** Objective **
Each line of the listing must be transcribed exactly, except for the images, which should be excluded.

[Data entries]
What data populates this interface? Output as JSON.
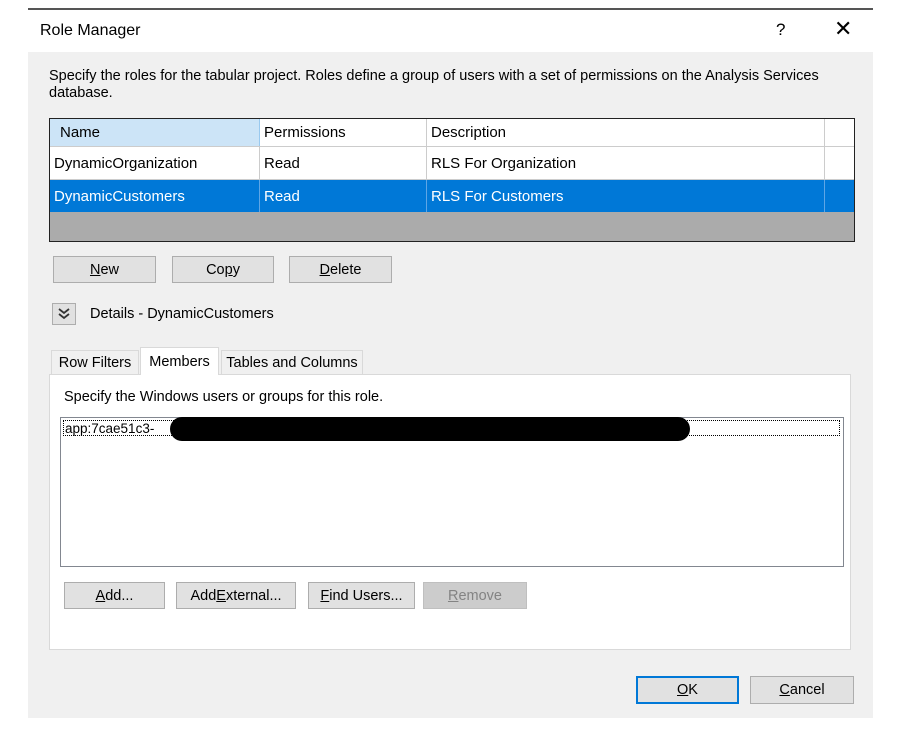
{
  "window": {
    "title": "Role Manager",
    "help_label": "?",
    "close_label": "✕"
  },
  "description": "Specify the roles for the tabular project. Roles define a group of users with a set of permissions on the Analysis Services database.",
  "grid": {
    "columns": [
      "Name",
      "Permissions",
      "Description"
    ],
    "rows": [
      {
        "name": "DynamicOrganization",
        "permissions": "Read",
        "description": "RLS For Organization"
      },
      {
        "name": "DynamicCustomers",
        "permissions": "Read",
        "description": "RLS For Customers"
      }
    ],
    "selected_index": 1
  },
  "role_buttons": {
    "new_first": "N",
    "new_rest": "ew",
    "copy_first": "Co",
    "copy_ul": "p",
    "copy_rest": "y",
    "delete_first": "D",
    "delete_rest": "elete"
  },
  "details": {
    "expander_icon": "chevron-double-down-icon",
    "label": "Details - DynamicCustomers"
  },
  "tabs": [
    "Row Filters",
    "Members",
    "Tables and Columns"
  ],
  "active_tab": "Members",
  "members": {
    "instruction": "Specify the Windows users or groups for this role.",
    "items": [
      "app:7cae51c3-"
    ]
  },
  "member_buttons": {
    "add_first": "A",
    "add_rest": "dd...",
    "add_external_a": "Add ",
    "add_external_ul": "E",
    "add_external_b": "xternal...",
    "find_users_first": "F",
    "find_users_rest": "ind Users...",
    "remove_first": "R",
    "remove_rest": "emove"
  },
  "footer": {
    "ok_ul": "O",
    "ok_rest": "K",
    "cancel_ul": "C",
    "cancel_rest": "ancel"
  },
  "colors": {
    "selection": "#0078d7",
    "dialog_bg": "#f0f0f0"
  }
}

** Response **
What data populates this interface? Output as JSON.
{
  "window": {
    "title": "Role Manager",
    "help_label": "?",
    "close_label": "✕"
  },
  "description": "Specify the roles for the tabular project. Roles define a group of users with a set of permissions on the Analysis Services database.",
  "grid": {
    "columns": [
      "Name",
      "Permissions",
      "Description"
    ],
    "rows": [
      {
        "name": "DynamicOrganization",
        "permissions": "Read",
        "description": "RLS For Organization"
      },
      {
        "name": "DynamicCustomers",
        "permissions": "Read",
        "description": "RLS For Customers"
      }
    ],
    "selected_index": 1
  },
  "role_buttons": {
    "new_first": "N",
    "new_rest": "ew",
    "copy_first": "Co",
    "copy_ul": "p",
    "copy_rest": "y",
    "delete_first": "D",
    "delete_rest": "elete"
  },
  "details": {
    "expander_icon": "chevron-double-down-icon",
    "label": "Details - DynamicCustomers"
  },
  "tabs": [
    "Row Filters",
    "Members",
    "Tables and Columns"
  ],
  "active_tab": "Members",
  "members": {
    "instruction": "Specify the Windows users or groups for this role.",
    "items": [
      "app:7cae51c3-"
    ]
  },
  "member_buttons": {
    "add_first": "A",
    "add_rest": "dd...",
    "add_external_a": "Add ",
    "add_external_ul": "E",
    "add_external_b": "xternal...",
    "find_users_first": "F",
    "find_users_rest": "ind Users...",
    "remove_first": "R",
    "remove_rest": "emove"
  },
  "footer": {
    "ok_ul": "O",
    "ok_rest": "K",
    "cancel_ul": "C",
    "cancel_rest": "ancel"
  },
  "colors": {
    "selection": "#0078d7",
    "dialog_bg": "#f0f0f0"
  }
}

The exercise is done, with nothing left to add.